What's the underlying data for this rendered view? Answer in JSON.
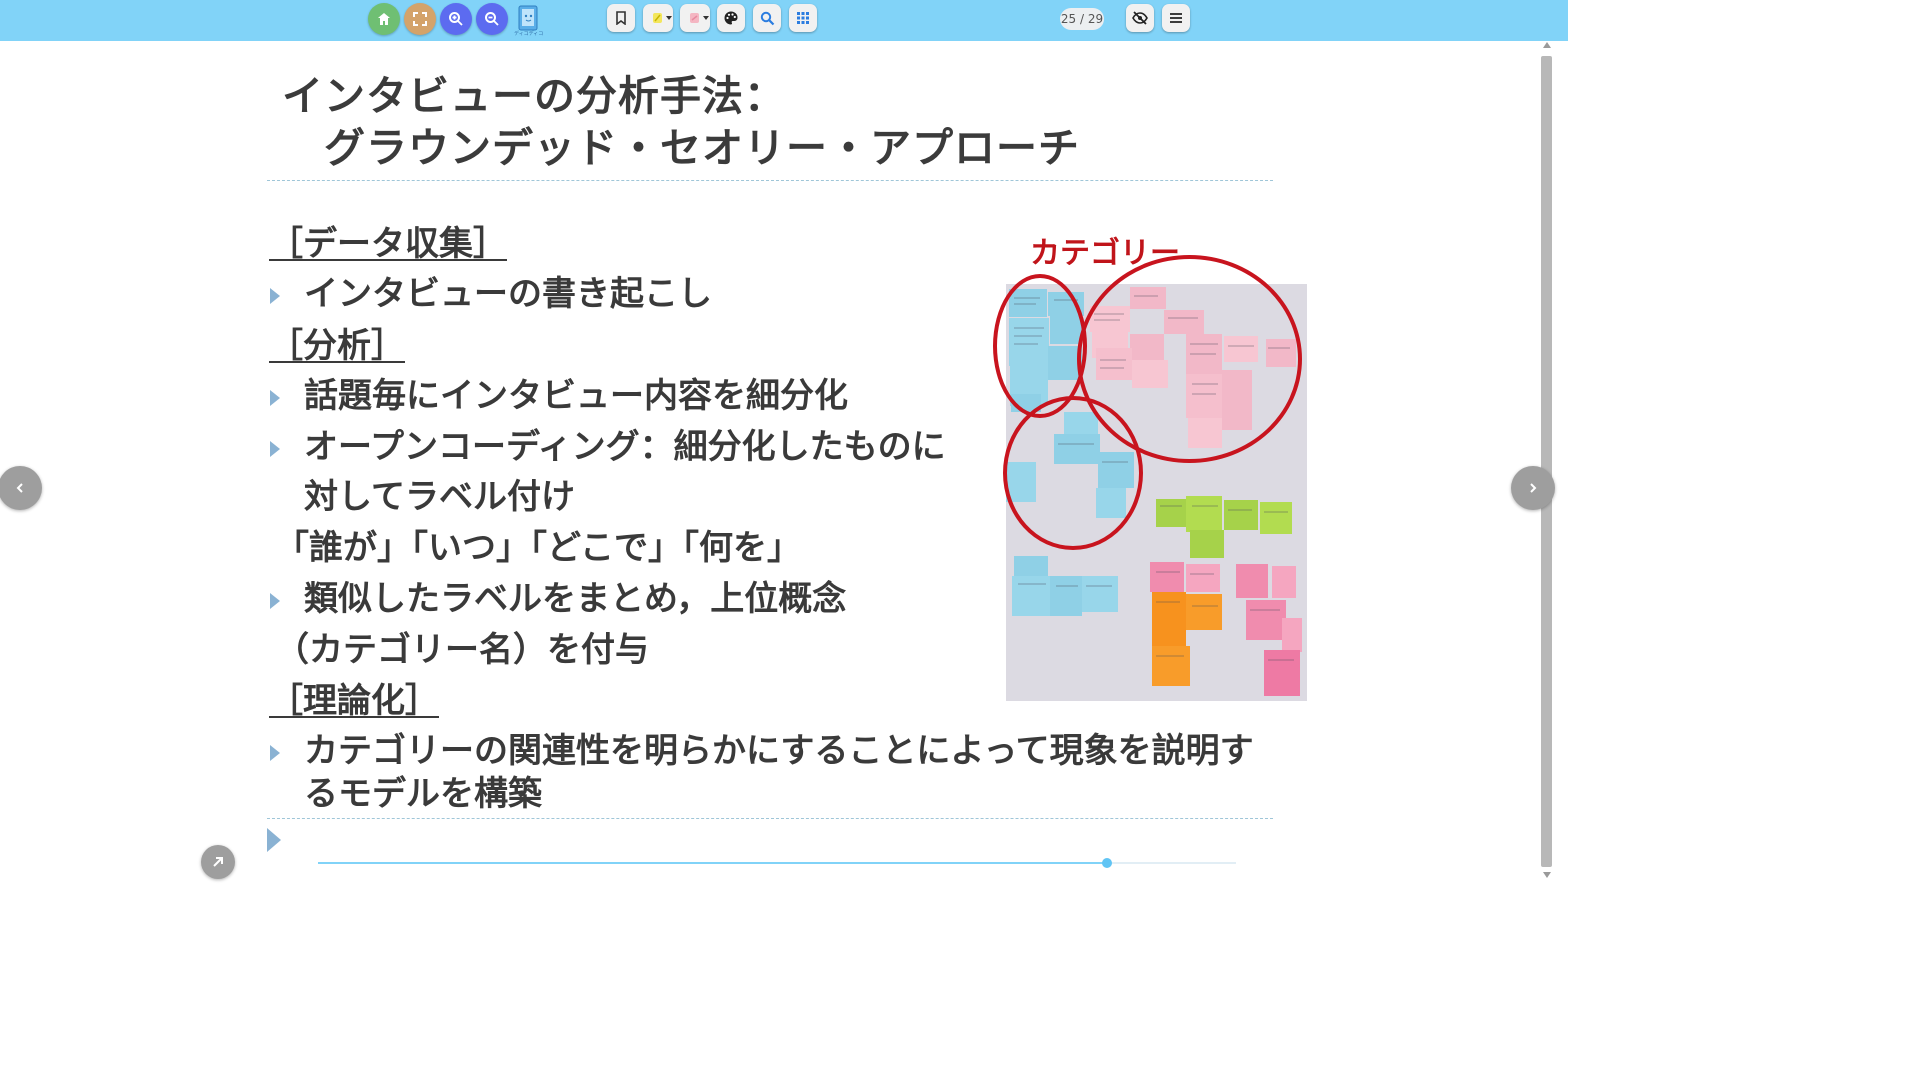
{
  "toolbar": {
    "buttons": [
      {
        "icon": "home-icon",
        "color": "#6fbf73"
      },
      {
        "icon": "fullscreen-icon",
        "color": "#d4a36a"
      },
      {
        "icon": "zoom-in-icon",
        "color": "#5c6bf0"
      },
      {
        "icon": "zoom-out-icon",
        "color": "#5c6bf0"
      }
    ],
    "logo_caption": "ディコディコ",
    "tools": [
      "bookmark-icon",
      "highlighter-icon",
      "eraser-icon",
      "palette-icon",
      "search-icon",
      "grid-icon"
    ],
    "page_counter": "25 / 29",
    "right_tools": [
      "eye-off-icon",
      "menu-icon"
    ]
  },
  "slide": {
    "title_line1": "インタビューの分析手法：",
    "title_line2": "グラウンデッド・セオリー・アプローチ",
    "section_data": "［データ収集］",
    "bullet_transcription": "インタビューの書き起こし",
    "section_analysis": "［分析］",
    "bullet_segment": "話題毎にインタビュー内容を細分化",
    "bullet_open_coding_1": "オープンコーディング：細分化したものに",
    "bullet_open_coding_2": "対してラベル付け",
    "quote_line": "「誰が」「いつ」「どこで」「何を」",
    "bullet_similar": "類似したラベルをまとめ，上位概念",
    "category_name_line": "（カテゴリー名）を付与",
    "section_theory": "［理論化］",
    "bullet_relation_1": "カテゴリーの関連性を明らかにすることによって現象を説明す",
    "bullet_relation_2": "るモデルを構築",
    "photo_annotation": "カテゴリー"
  },
  "progress": {
    "current_page": 25,
    "total_pages": 29,
    "fraction": 0.86
  },
  "colors": {
    "toolbar": "#81d3f8",
    "annotation_red": "#c0141a",
    "bullet": "#8ab2d3"
  }
}
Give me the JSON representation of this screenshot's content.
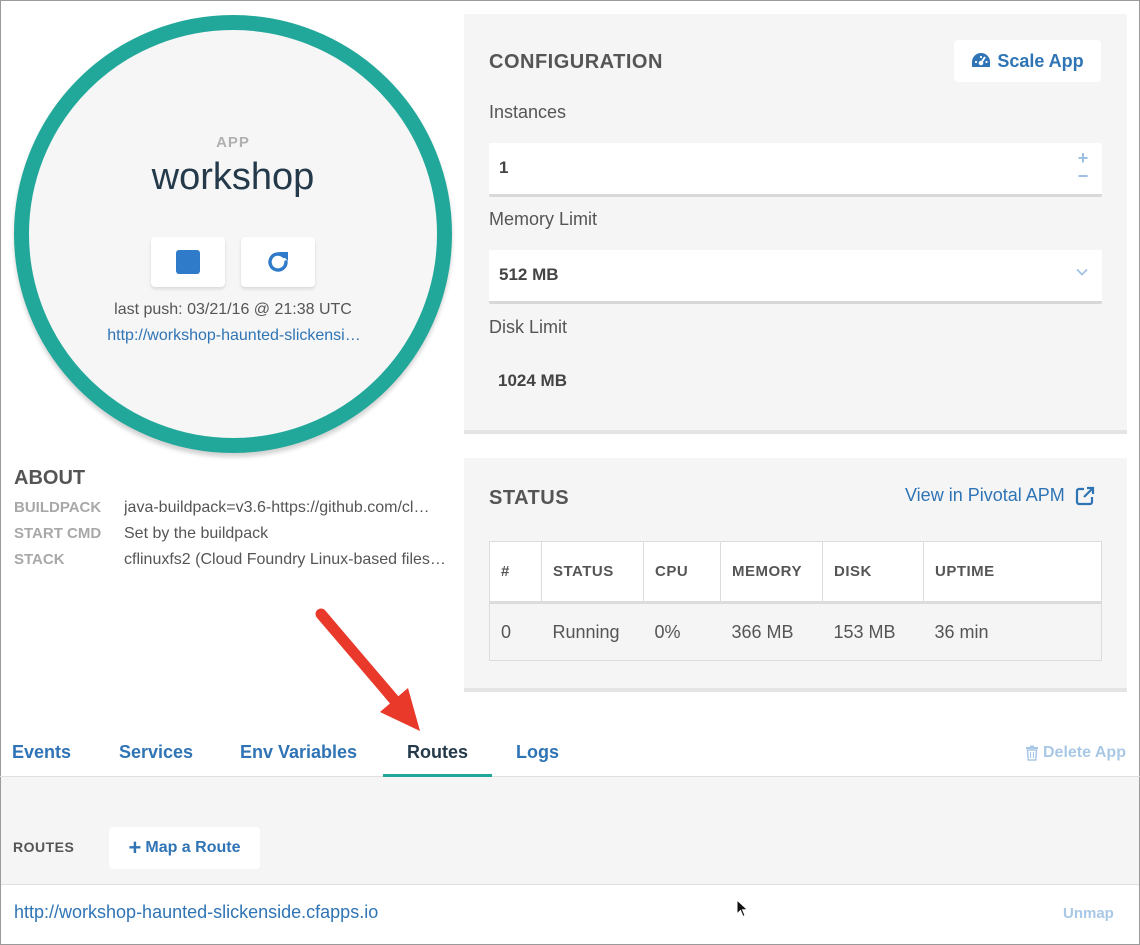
{
  "app": {
    "label": "APP",
    "name": "workshop",
    "last_push": "last push: 03/21/16 @ 21:38 UTC",
    "url": "http://workshop-haunted-slickensi…",
    "stop_icon": "stop-icon",
    "restart_icon": "restart-icon",
    "accent_color": "#22a89a"
  },
  "about": {
    "title": "ABOUT",
    "rows": [
      {
        "key": "BUILDPACK",
        "value": "java-buildpack=v3.6-https://github.com/cl…"
      },
      {
        "key": "START CMD",
        "value": "Set by the buildpack"
      },
      {
        "key": "STACK",
        "value": "cflinuxfs2 (Cloud Foundry Linux-based files…"
      }
    ]
  },
  "configuration": {
    "title": "CONFIGURATION",
    "scale_button": "Scale App",
    "scale_icon": "dashboard-icon",
    "instances_label": "Instances",
    "instances_value": "1",
    "stepper_plus": "+",
    "stepper_minus": "−",
    "memory_label": "Memory Limit",
    "memory_value": "512 MB",
    "disk_label": "Disk Limit",
    "disk_value": "1024 MB"
  },
  "status": {
    "title": "STATUS",
    "apm_link": "View in Pivotal APM",
    "columns": [
      "#",
      "STATUS",
      "CPU",
      "MEMORY",
      "DISK",
      "UPTIME"
    ],
    "rows": [
      [
        "0",
        "Running",
        "0%",
        "366 MB",
        "153 MB",
        "36 min"
      ]
    ]
  },
  "tabs": {
    "items": [
      "Events",
      "Services",
      "Env Variables",
      "Routes",
      "Logs"
    ],
    "active": "Routes",
    "delete_app": "Delete App"
  },
  "routes": {
    "label": "ROUTES",
    "map_button": "Map a Route",
    "map_plus": "+",
    "items": [
      {
        "url": "http://workshop-haunted-slickenside.cfapps.io",
        "action": "Unmap"
      }
    ]
  },
  "colors": {
    "link": "#2f74b5",
    "panel_bg": "#f5f5f5",
    "arrow": "#e8392a"
  }
}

########

Exercise description >>
List all lines in the material containing the string "JSON".

Reply to the task >>
What's the underlying data for this rendered view? Answer in JSON.
Give me the JSON representation of this screenshot's content.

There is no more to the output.